PROBLEM DETAILS. Copy out all the lines in the records that include the word "title".

Start of INFORMATION GIVEN

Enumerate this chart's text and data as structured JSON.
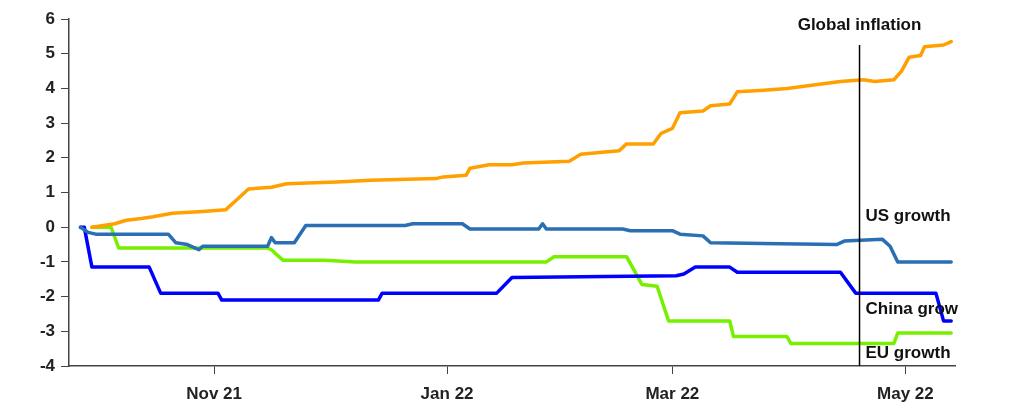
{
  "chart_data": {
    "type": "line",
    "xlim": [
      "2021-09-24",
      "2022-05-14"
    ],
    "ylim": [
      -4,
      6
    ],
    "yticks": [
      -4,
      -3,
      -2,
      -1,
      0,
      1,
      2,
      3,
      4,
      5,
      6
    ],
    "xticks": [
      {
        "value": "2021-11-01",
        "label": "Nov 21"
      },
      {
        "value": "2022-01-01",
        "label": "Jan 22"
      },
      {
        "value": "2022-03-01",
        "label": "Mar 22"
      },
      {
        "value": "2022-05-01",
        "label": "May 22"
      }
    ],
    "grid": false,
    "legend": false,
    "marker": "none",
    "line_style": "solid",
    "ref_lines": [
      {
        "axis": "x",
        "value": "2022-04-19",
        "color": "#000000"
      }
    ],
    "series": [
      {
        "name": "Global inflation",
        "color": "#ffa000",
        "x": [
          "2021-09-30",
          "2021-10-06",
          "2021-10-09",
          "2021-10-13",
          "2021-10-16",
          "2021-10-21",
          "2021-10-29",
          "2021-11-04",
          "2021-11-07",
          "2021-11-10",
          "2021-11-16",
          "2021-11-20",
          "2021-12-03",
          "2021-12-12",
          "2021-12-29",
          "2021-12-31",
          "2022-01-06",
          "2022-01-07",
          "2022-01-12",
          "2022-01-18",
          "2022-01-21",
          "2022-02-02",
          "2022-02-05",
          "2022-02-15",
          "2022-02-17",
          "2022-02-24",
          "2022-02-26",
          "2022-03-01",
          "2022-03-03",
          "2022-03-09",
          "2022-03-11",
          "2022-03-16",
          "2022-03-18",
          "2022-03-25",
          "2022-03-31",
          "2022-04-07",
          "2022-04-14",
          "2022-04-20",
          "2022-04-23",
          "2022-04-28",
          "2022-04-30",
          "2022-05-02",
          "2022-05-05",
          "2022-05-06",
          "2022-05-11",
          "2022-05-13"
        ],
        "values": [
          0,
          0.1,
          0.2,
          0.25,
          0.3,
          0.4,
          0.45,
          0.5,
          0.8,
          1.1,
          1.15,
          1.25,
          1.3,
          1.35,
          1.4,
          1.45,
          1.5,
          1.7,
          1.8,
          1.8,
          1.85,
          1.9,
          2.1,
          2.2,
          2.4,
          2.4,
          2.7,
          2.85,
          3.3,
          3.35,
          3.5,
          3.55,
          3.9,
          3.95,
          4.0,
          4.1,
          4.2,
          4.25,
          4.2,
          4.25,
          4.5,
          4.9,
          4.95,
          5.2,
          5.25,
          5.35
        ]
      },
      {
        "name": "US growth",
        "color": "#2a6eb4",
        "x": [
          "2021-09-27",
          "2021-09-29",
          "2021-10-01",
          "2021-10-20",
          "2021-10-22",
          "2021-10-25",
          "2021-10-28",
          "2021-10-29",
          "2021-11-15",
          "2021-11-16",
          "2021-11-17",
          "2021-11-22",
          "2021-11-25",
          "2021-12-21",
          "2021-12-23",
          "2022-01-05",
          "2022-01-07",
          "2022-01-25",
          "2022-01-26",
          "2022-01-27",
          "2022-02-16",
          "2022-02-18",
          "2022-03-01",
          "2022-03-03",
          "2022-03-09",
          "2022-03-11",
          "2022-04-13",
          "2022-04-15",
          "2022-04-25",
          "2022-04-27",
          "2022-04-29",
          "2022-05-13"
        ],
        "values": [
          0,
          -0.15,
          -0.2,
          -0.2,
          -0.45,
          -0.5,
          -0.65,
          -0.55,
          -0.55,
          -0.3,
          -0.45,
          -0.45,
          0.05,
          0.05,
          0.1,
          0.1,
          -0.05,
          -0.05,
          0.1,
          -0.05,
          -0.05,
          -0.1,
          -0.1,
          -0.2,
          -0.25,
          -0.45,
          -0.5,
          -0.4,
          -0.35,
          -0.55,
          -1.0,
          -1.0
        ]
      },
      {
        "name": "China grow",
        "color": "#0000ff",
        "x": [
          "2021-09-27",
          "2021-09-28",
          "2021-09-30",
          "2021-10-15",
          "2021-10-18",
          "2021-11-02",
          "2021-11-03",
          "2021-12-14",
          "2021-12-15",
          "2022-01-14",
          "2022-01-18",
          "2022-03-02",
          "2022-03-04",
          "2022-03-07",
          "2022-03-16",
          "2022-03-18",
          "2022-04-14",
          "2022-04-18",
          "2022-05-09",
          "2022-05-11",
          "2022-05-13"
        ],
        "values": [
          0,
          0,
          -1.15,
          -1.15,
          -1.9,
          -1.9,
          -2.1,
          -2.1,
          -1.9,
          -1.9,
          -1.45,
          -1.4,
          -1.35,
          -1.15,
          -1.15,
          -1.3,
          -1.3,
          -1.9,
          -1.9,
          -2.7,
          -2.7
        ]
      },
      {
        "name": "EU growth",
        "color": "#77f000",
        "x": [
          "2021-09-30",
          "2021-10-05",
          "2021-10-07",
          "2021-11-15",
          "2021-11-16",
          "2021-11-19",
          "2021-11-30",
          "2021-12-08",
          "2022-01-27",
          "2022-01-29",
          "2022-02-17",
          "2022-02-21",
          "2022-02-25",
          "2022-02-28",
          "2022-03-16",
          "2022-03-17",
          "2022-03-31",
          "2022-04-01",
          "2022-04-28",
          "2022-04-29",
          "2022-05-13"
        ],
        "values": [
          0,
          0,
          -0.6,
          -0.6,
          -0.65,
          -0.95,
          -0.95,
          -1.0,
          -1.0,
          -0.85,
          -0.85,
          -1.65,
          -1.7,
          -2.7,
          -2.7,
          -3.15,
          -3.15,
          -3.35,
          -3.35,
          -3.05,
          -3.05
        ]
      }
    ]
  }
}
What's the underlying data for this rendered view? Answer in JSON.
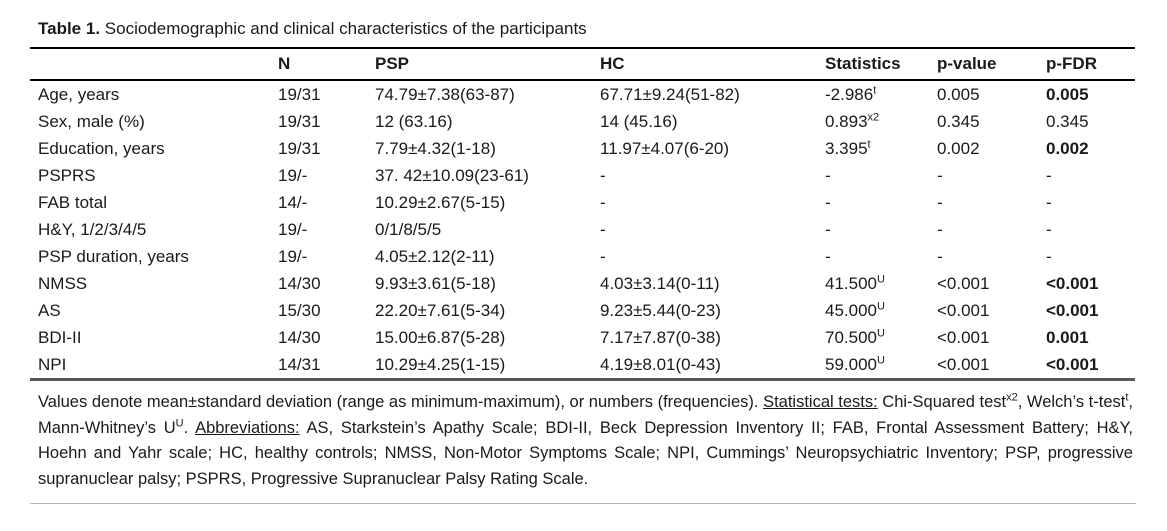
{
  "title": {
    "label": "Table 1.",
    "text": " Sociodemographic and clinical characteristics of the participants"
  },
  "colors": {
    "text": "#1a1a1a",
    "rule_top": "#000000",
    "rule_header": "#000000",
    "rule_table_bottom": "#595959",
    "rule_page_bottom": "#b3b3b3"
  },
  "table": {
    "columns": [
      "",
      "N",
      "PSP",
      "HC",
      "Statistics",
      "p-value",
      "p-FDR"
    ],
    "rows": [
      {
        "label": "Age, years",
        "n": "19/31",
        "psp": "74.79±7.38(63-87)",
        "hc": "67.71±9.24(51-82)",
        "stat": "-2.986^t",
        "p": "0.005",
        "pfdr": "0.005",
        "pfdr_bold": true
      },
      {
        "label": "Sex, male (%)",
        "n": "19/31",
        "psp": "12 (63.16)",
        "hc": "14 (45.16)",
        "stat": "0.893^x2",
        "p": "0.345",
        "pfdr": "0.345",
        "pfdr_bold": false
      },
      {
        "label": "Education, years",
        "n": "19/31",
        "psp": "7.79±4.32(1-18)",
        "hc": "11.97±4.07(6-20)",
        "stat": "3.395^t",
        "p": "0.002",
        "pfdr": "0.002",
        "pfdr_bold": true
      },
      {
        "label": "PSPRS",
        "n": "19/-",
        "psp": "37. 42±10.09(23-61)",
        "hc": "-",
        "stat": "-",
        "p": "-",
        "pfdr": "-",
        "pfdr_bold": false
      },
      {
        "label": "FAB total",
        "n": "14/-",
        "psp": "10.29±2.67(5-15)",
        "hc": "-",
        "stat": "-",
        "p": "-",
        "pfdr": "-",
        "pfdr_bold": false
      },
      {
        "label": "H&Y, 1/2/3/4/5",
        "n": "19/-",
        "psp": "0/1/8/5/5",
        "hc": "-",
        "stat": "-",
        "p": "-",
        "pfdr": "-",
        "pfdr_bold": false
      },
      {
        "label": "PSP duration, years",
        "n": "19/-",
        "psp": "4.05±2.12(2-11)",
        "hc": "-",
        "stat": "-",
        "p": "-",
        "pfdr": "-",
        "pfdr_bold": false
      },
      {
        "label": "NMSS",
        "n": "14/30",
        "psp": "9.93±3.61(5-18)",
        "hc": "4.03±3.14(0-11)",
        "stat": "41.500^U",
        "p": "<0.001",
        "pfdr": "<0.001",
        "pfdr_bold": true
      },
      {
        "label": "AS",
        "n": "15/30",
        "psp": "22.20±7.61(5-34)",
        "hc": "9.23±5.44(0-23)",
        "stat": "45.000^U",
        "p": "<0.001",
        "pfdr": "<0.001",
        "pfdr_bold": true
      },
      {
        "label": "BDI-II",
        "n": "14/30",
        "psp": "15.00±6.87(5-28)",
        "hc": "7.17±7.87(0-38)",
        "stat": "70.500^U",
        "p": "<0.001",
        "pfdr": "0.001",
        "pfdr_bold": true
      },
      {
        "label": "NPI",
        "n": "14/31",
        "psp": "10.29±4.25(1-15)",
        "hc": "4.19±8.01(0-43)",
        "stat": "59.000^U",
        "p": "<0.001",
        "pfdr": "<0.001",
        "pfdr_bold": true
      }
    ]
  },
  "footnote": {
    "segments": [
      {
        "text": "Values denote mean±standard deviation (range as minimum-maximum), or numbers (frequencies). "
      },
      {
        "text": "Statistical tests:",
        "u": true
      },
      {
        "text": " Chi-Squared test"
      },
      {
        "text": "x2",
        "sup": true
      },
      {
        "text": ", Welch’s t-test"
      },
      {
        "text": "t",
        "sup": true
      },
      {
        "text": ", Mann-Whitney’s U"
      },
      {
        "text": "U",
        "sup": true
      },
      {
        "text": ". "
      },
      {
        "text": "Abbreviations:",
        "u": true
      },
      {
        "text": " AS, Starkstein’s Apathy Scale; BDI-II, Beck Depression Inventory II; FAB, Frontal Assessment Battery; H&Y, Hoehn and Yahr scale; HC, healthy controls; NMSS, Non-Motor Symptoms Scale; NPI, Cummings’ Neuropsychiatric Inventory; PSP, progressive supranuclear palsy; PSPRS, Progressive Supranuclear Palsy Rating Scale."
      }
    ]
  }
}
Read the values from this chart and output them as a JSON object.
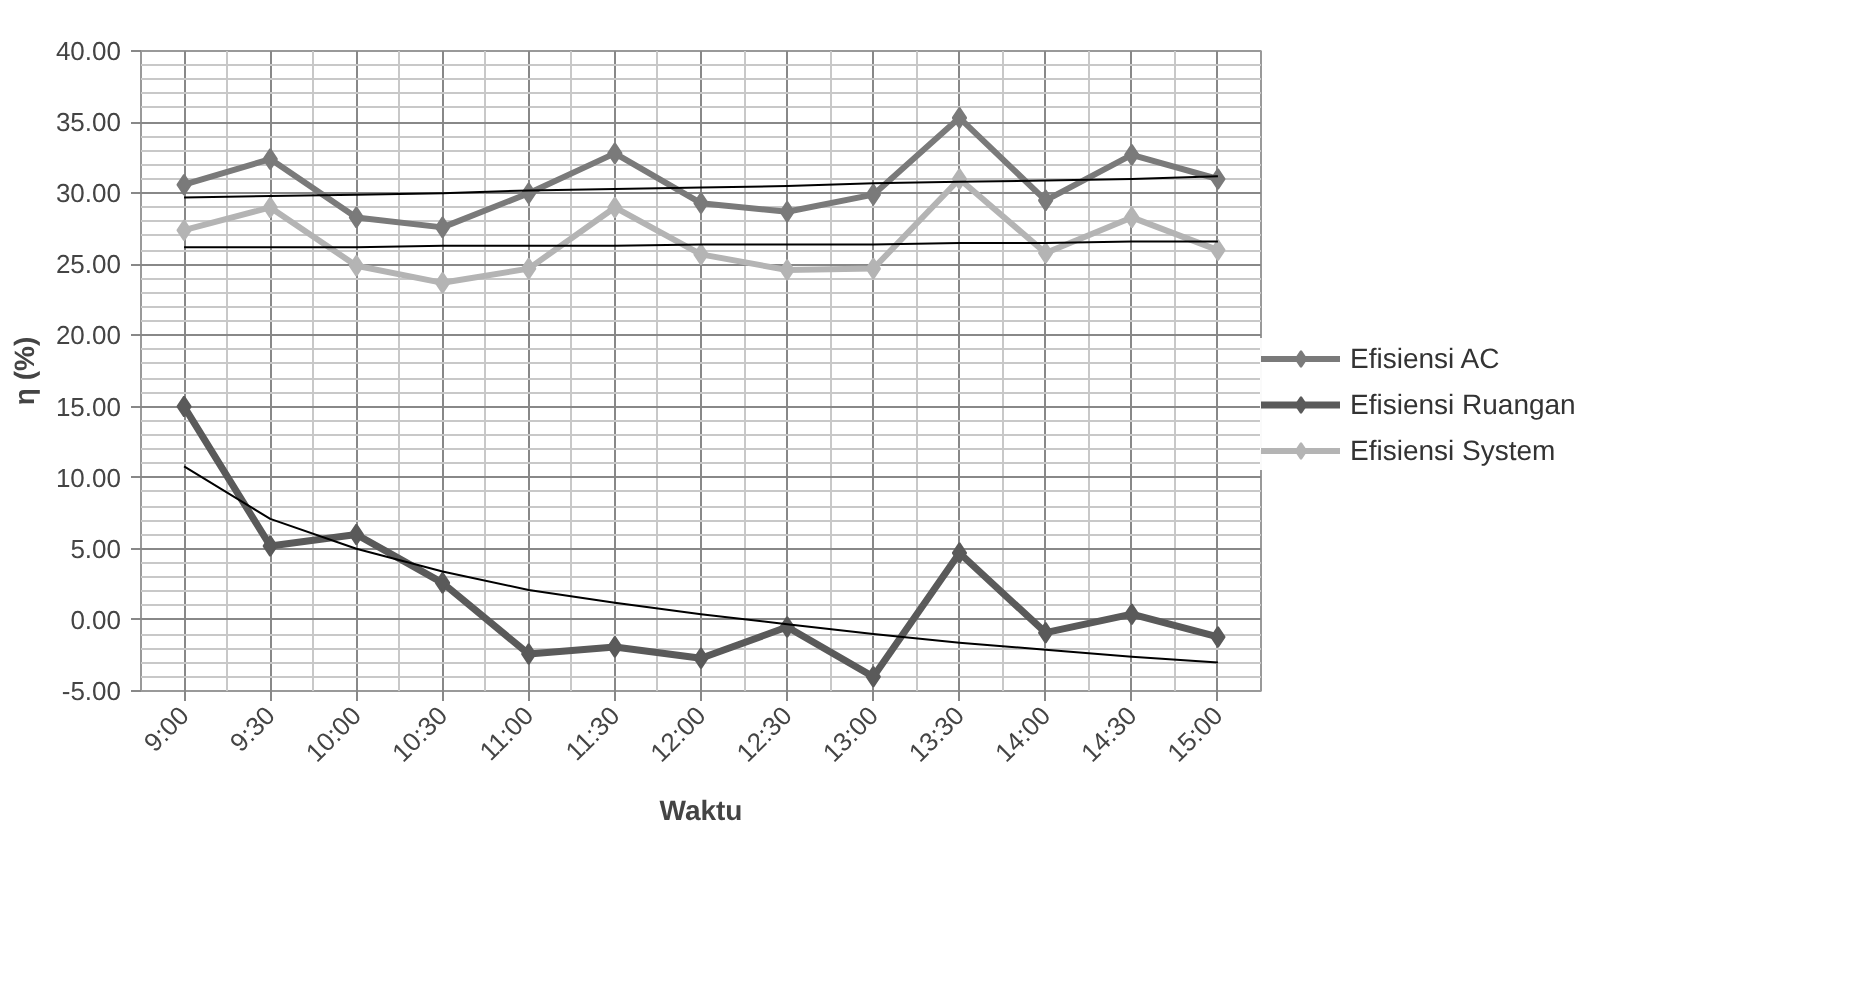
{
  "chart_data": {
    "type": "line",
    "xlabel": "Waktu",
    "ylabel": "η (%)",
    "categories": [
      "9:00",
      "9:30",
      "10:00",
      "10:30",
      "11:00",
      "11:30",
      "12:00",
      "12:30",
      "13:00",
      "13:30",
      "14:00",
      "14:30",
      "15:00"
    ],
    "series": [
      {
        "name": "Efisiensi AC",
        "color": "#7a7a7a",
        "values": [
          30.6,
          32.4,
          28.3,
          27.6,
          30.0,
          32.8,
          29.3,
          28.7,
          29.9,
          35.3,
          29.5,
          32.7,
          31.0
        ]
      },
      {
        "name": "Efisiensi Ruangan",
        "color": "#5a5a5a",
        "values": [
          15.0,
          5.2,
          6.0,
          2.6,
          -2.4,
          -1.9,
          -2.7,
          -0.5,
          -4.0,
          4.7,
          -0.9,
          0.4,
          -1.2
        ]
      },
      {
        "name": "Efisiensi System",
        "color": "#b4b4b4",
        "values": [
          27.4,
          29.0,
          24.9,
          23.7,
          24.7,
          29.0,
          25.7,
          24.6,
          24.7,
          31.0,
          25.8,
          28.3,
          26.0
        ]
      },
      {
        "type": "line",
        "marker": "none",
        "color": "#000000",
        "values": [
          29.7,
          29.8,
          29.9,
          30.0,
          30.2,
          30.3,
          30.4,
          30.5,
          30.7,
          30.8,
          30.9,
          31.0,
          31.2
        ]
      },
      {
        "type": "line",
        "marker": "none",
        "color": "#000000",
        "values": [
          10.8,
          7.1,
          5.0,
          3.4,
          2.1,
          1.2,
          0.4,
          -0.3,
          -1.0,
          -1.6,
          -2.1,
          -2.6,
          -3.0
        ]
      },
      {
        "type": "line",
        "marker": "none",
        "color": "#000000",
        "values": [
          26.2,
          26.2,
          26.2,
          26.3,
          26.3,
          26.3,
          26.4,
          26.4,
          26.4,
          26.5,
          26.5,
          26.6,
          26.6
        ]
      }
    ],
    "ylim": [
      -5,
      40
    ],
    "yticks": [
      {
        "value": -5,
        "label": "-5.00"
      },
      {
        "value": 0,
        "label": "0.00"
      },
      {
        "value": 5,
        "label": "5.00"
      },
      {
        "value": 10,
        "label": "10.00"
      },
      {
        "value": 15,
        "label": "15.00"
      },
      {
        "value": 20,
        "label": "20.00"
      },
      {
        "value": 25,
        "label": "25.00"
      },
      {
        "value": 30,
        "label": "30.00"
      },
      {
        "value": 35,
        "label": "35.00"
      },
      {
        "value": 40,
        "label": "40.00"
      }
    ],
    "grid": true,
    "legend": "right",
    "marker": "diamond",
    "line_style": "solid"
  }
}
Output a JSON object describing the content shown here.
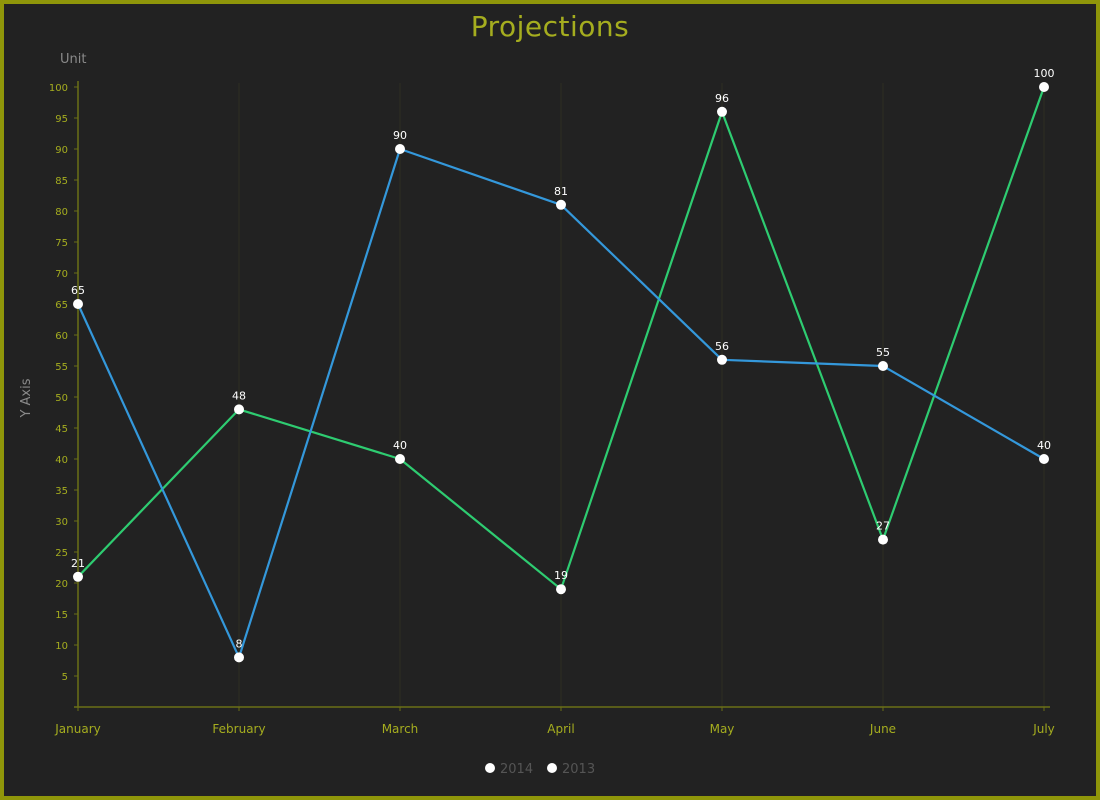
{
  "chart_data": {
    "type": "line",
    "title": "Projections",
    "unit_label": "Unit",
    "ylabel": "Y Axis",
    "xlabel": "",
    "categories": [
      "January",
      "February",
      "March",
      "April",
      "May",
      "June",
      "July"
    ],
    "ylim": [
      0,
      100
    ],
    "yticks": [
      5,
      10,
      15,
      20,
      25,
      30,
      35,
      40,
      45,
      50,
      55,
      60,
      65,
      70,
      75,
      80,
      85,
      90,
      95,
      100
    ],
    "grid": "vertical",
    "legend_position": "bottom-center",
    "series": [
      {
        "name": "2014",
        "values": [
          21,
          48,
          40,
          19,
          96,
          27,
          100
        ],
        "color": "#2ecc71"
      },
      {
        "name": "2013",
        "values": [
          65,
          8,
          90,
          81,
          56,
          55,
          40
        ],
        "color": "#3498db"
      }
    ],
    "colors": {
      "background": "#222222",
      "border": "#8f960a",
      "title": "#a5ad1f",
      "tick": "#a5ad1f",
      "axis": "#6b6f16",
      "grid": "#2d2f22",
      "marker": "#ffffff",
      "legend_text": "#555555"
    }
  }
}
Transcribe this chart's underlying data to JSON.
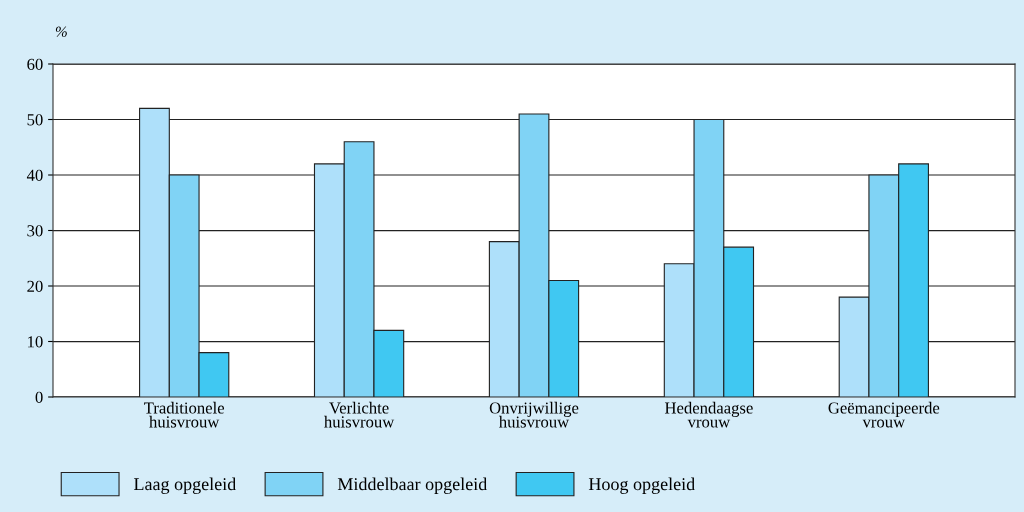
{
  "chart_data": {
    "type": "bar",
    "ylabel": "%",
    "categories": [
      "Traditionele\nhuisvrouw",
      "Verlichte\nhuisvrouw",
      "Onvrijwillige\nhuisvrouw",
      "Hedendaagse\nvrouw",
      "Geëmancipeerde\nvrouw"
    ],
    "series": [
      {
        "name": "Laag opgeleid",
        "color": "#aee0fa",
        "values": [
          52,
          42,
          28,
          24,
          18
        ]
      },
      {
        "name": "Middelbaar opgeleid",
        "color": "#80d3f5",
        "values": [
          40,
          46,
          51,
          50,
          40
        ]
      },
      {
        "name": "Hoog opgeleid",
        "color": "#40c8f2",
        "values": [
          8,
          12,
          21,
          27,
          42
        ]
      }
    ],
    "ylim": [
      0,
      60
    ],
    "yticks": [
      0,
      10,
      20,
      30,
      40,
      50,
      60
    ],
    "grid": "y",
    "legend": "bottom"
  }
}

End of INFORMATION GIVEN

FULL OUTPUT.
  "title": {
    "title": "Projections",
      "title": "#a5ad1f",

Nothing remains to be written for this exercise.